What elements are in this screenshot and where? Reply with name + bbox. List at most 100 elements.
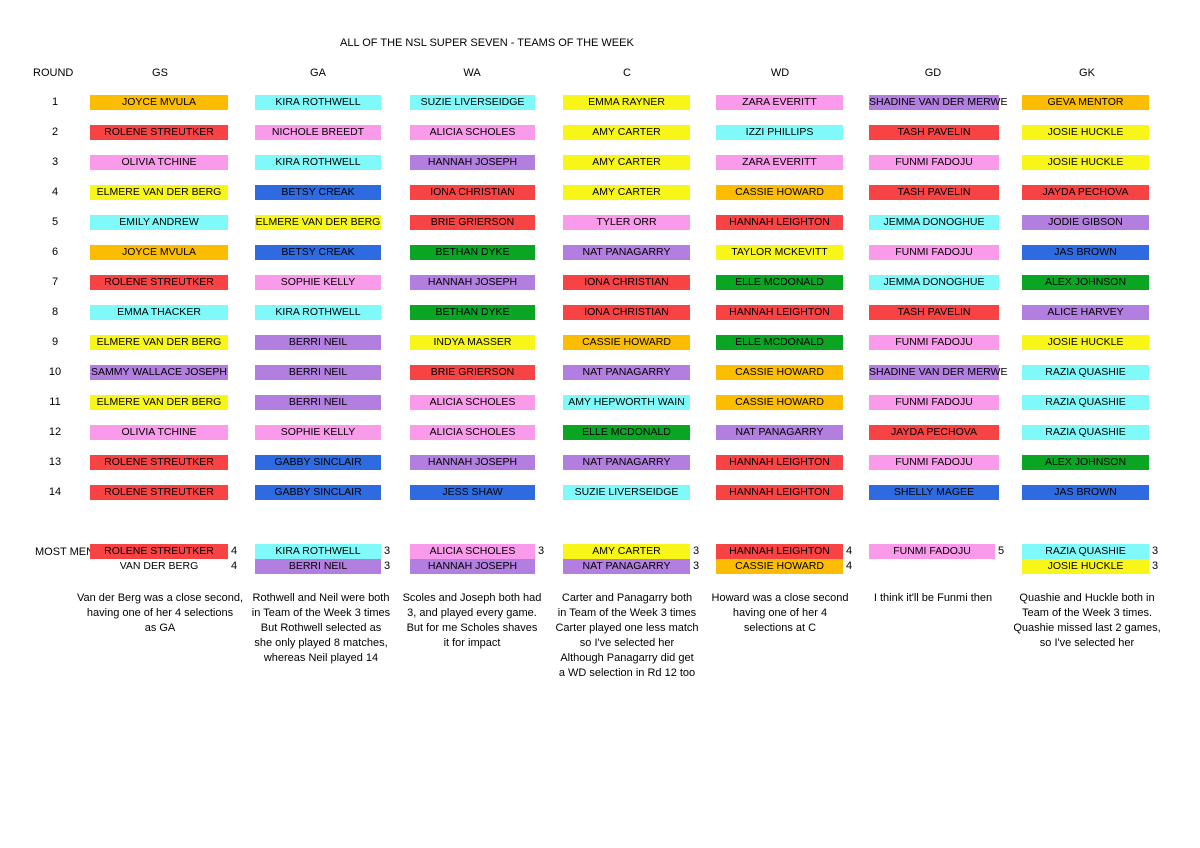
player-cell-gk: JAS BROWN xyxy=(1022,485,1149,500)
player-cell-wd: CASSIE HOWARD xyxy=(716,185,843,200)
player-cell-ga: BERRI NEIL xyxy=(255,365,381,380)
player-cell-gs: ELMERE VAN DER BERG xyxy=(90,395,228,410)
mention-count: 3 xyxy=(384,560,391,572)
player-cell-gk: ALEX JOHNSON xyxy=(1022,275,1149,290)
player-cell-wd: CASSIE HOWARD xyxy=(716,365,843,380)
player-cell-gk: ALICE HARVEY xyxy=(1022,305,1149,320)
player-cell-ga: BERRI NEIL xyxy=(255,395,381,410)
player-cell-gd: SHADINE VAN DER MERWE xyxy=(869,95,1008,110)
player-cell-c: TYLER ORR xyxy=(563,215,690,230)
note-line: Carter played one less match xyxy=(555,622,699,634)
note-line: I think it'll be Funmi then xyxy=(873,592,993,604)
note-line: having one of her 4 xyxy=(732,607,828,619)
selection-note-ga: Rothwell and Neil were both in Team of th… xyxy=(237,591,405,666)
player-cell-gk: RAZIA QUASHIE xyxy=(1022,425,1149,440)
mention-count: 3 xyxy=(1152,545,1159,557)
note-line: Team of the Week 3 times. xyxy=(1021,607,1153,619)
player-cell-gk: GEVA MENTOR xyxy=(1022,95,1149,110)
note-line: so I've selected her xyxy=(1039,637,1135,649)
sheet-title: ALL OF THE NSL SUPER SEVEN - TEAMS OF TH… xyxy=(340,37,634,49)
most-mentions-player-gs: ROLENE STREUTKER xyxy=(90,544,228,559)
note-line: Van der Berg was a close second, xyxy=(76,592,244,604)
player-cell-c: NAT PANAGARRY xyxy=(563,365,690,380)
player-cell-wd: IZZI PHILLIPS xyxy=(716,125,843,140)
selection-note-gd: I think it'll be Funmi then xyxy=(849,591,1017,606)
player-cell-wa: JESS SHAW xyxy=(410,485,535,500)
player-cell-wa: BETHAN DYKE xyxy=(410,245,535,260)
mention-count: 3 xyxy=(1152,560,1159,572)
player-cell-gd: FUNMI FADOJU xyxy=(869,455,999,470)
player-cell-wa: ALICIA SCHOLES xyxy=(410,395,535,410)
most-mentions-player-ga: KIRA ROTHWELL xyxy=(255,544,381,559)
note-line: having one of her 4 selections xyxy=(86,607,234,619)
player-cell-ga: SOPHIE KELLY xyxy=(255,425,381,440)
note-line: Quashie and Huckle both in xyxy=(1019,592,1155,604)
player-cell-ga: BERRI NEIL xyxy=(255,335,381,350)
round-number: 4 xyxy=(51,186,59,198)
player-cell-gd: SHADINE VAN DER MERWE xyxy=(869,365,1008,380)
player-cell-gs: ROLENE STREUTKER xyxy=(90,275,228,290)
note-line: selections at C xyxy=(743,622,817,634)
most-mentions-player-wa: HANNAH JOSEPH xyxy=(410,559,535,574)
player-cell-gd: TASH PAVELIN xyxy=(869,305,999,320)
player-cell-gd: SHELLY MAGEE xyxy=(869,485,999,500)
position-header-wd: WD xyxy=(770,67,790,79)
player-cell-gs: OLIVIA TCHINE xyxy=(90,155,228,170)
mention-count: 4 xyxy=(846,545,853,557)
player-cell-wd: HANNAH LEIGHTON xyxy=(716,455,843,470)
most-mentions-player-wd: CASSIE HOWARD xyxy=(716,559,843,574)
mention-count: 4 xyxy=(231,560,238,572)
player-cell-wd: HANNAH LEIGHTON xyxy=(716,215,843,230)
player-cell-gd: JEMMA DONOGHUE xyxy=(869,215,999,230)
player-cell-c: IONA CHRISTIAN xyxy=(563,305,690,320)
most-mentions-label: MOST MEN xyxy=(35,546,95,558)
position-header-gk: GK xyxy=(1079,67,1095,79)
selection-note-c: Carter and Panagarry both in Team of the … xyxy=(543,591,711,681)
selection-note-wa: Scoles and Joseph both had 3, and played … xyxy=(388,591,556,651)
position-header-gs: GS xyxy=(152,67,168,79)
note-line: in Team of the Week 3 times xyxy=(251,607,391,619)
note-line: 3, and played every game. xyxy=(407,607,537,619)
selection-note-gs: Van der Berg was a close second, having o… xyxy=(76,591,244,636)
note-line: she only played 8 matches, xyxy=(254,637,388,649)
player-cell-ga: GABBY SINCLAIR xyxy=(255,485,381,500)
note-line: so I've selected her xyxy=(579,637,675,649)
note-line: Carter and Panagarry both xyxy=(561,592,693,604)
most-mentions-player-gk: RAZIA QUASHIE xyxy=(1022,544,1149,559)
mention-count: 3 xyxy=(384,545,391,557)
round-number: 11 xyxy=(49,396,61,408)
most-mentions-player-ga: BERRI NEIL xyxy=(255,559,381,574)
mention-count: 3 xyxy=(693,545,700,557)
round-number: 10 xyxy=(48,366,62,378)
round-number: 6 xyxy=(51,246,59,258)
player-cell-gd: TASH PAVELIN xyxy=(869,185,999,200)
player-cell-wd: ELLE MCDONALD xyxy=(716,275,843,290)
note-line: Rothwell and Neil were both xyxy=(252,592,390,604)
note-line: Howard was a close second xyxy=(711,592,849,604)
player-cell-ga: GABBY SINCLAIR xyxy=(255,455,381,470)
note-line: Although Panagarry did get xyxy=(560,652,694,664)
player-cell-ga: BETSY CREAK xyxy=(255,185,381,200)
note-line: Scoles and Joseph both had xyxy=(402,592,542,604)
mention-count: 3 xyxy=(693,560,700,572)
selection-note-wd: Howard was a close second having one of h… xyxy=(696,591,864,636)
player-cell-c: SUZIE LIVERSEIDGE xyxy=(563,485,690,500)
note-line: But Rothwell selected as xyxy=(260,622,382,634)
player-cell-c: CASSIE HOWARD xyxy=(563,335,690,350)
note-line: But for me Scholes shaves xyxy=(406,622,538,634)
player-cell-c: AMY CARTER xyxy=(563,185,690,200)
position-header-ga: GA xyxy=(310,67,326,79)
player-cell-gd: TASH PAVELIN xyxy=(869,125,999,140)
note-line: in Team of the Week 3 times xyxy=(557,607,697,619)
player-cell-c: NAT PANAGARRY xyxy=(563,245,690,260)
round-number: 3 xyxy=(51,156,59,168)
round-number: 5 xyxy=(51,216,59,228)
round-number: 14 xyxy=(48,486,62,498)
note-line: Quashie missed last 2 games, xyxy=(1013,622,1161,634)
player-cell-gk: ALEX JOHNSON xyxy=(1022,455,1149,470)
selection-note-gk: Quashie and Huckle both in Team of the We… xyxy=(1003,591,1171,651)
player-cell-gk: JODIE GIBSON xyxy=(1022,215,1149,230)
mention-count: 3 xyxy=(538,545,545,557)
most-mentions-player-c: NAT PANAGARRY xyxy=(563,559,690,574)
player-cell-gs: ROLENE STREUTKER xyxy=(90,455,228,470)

THE REQUEST » Convert every line of the items above into a Markdown table with the columns "Row" and "Line", numbering the rows and skipping any blank lines. Leave the pictures out of the table.

RESPONSE FOR THIS EXERCISE »
| Row | Line |
|---|---|
| 1 | What elements are in this screenshot and where? Reply with name + bbox. List at most 100 elements. |
| 2 | player-cell-gk: JAS BROWN xyxy=(1022,485,1149,500) |
| 3 | player-cell-wd: CASSIE HOWARD xyxy=(716,185,843,200) |
| 4 | player-cell-ga: BERRI NEIL xyxy=(255,365,381,380) |
| 5 | player-cell-gs: ELMERE VAN DER BERG xyxy=(90,395,228,410) |
| 6 | mention-count: 3 xyxy=(384,560,391,572) |
| 7 | player-cell-gk: ALEX JOHNSON xyxy=(1022,275,1149,290) |
| 8 | player-cell-wd: CASSIE HOWARD xyxy=(716,365,843,380) |
| 9 | player-cell-gk: ALICE HARVEY xyxy=(1022,305,1149,320) |
| 10 | player-cell-ga: BERRI NEIL xyxy=(255,395,381,410) |
| 11 | player-cell-gd: SHADINE VAN DER MERWE xyxy=(869,95,1008,110) |
| 12 | player-cell-c: TYLER ORR xyxy=(563,215,690,230) |
| 13 | note-line: Carter played one less match xyxy=(555,622,699,634) |
| 14 | note-line: I think it'll be Funmi then xyxy=(873,592,993,604) |
| 15 | note-line: having one of her 4 xyxy=(732,607,828,619) |
| 16 | selection-note-ga: Rothwell and Neil were both in Team of th… xyxy=(237,591,405,666) |
| 17 | player-cell-gk: RAZIA QUASHIE xyxy=(1022,425,1149,440) |
| 18 | mention-count: 3 xyxy=(1152,545,1159,557) |
| 19 | note-line: Team of the Week 3 times. xyxy=(1021,607,1153,619) |
| 20 | player-cell-gk: GEVA MENTOR xyxy=(1022,95,1149,110) |
| 21 | note-line: so I've selected her xyxy=(1039,637,1135,649) |
| 22 | sheet-title: ALL OF THE NSL SUPER SEVEN - TEAMS OF TH… xyxy=(340,37,634,49) |
| 23 | most-mentions-player-gs: ROLENE STREUTKER xyxy=(90,544,228,559) |
| 24 | note-line: Van der Berg was a close second, xyxy=(76,592,244,604) |
| 25 | player-cell-c: NAT PANAGARRY xyxy=(563,365,690,380) |
| 26 | player-cell-wd: IZZI PHILLIPS xyxy=(716,125,843,140) |
| 27 | selection-note-gd: I think it'll be Funmi then xyxy=(849,591,1017,606) |
| 28 | player-cell-wa: JESS SHAW xyxy=(410,485,535,500) |
| 29 | player-cell-wa: BETHAN DYKE xyxy=(410,245,535,260) |
| 30 | mention-count: 3 xyxy=(1152,560,1159,572) |
| 31 | player-cell-gd: FUNMI FADOJU xyxy=(869,455,999,470) |
| 32 | player-cell-wa: ALICIA SCHOLES xyxy=(410,395,535,410) |
| 33 | most-mentions-player-ga: KIRA ROTHWELL xyxy=(255,544,381,559) |
| 34 | note-line: having one of her 4 selections xyxy=(86,607,234,619) |
| 35 | player-cell-ga: SOPHIE KELLY xyxy=(255,425,381,440) |
| 36 | note-line: Quashie and Huckle both in xyxy=(1019,592,1155,604) |
| 37 | player-cell-ga: BERRI NEIL xyxy=(255,335,381,350) |
| 38 | round-number: 4 xyxy=(51,186,59,198) |
| 39 | player-cell-gd: SHADINE VAN DER MERWE xyxy=(869,365,1008,380) |
| 40 | player-cell-gs: ROLENE STREUTKER xyxy=(90,275,228,290) |
| 41 | note-line: selections at C xyxy=(743,622,817,634) |
| 42 | most-mentions-player-wa: HANNAH JOSEPH xyxy=(410,559,535,574) |
| 43 | player-cell-gd: TASH PAVELIN xyxy=(869,305,999,320) |
| 44 | player-cell-gd: SHELLY MAGEE xyxy=(869,485,999,500) |
| 45 | position-header-wd: WD xyxy=(770,67,790,79) |
| 46 | player-cell-gs: OLIVIA TCHINE xyxy=(90,155,228,170) |
| 47 | mention-count: 4 xyxy=(846,545,853,557) |
| 48 | player-cell-wd: HANNAH LEIGHTON xyxy=(716,455,843,470) |
| 49 | most-mentions-player-wd: CASSIE HOWARD xyxy=(716,559,843,574) |
| 50 | mention-count: 4 xyxy=(231,560,238,572) |
| 51 | player-cell-wd: HANNAH LEIGHTON xyxy=(716,215,843,230) |
| 52 | player-cell-gd: JEMMA DONOGHUE xyxy=(869,215,999,230) |
| 53 | player-cell-c: IONA CHRISTIAN xyxy=(563,305,690,320) |
| 54 | most-mentions-label: MOST MEN xyxy=(35,546,95,558) |
| 55 | position-header-gk: GK xyxy=(1079,67,1095,79) |
| 56 | selection-note-c: Carter and Panagarry both in Team of the … xyxy=(543,591,711,681) |
| 57 | selection-note-wa: Scoles and Joseph both had 3, and played … xyxy=(388,591,556,651) |
| 58 | position-header-gs: GS xyxy=(152,67,168,79) |
| 59 | note-line: in Team of the Week 3 times xyxy=(251,607,391,619) |
| 60 | note-line: 3, and played every game. xyxy=(407,607,537,619) |
| 61 | selection-note-gs: Van der Berg was a close second, having o… xyxy=(76,591,244,636) |
| 62 | note-line: she only played 8 matches, xyxy=(254,637,388,649) |
| 63 | player-cell-ga: GABBY SINCLAIR xyxy=(255,485,381,500) |
| 64 | note-line: so I've selected her xyxy=(579,637,675,649) |
| 65 | note-line: Carter and Panagarry both xyxy=(561,592,693,604) |
| 66 | most-mentions-player-gk: RAZIA QUASHIE xyxy=(1022,544,1149,559) |
| 67 | mention-count: 3 xyxy=(384,545,391,557) |
| 68 | round-number: 11 xyxy=(49,396,61,408) |
| 69 | most-mentions-player-ga: BERRI NEIL xyxy=(255,559,381,574) |
| 70 | mention-count: 3 xyxy=(693,545,700,557) |
| 71 | round-number: 10 xyxy=(48,366,62,378) |
| 72 | round-number: 6 xyxy=(51,246,59,258) |
| 73 | player-cell-gd: TASH PAVELIN xyxy=(869,185,999,200) |
| 74 | player-cell-wd: ELLE MCDONALD xyxy=(716,275,843,290) |
| 75 | note-line: Rothwell and Neil were both xyxy=(252,592,390,604) |
| 76 | note-line: Howard was a close second xyxy=(711,592,849,604) |
| 77 | player-cell-ga: GABBY SINCLAIR xyxy=(255,455,381,470) |
| 78 | note-line: Although Panagarry did get xyxy=(560,652,694,664) |
| 79 | player-cell-ga: BETSY CREAK xyxy=(255,185,381,200) |
| 80 | note-line: Scoles and Joseph both had xyxy=(402,592,542,604) |
| 81 | mention-count: 3 xyxy=(693,560,700,572) |
| 82 | selection-note-wd: Howard was a close second having one of h… xyxy=(696,591,864,636) |
| 83 | player-cell-c: SUZIE LIVERSEIDGE xyxy=(563,485,690,500) |
| 84 | note-line: But Rothwell selected as xyxy=(260,622,382,634) |
| 85 | player-cell-c: CASSIE HOWARD xyxy=(563,335,690,350) |
| 86 | note-line: But for me Scholes shaves xyxy=(406,622,538,634) |
| 87 | player-cell-c: AMY CARTER xyxy=(563,185,690,200) |
| 88 | position-header-ga: GA xyxy=(310,67,326,79) |
| 89 | player-cell-gd: TASH PAVELIN xyxy=(869,125,999,140) |
| 90 | note-line: in Team of the Week 3 times xyxy=(557,607,697,619) |
| 91 | player-cell-c: NAT PANAGARRY xyxy=(563,245,690,260) |
| 92 | round-number: 3 xyxy=(51,156,59,168) |
| 93 | round-number: 5 xyxy=(51,216,59,228) |
| 94 | round-number: 14 xyxy=(48,486,62,498) |
| 95 | note-line: Quashie missed last 2 games, xyxy=(1013,622,1161,634) |
| 96 | player-cell-gk: ALEX JOHNSON xyxy=(1022,455,1149,470) |
| 97 | selection-note-gk: Quashie and Huckle both in Team of the We… xyxy=(1003,591,1171,651) |
| 98 | player-cell-gk: JODIE GIBSON xyxy=(1022,215,1149,230) |
| 99 | mention-count: 3 xyxy=(538,545,545,557) |
| 100 | most-mentions-player-c: NAT PANAGARRY xyxy=(563,559,690,574) |
| 101 | player-cell-gs: ROLENE STREUTKER xyxy=(90,455,228,470) |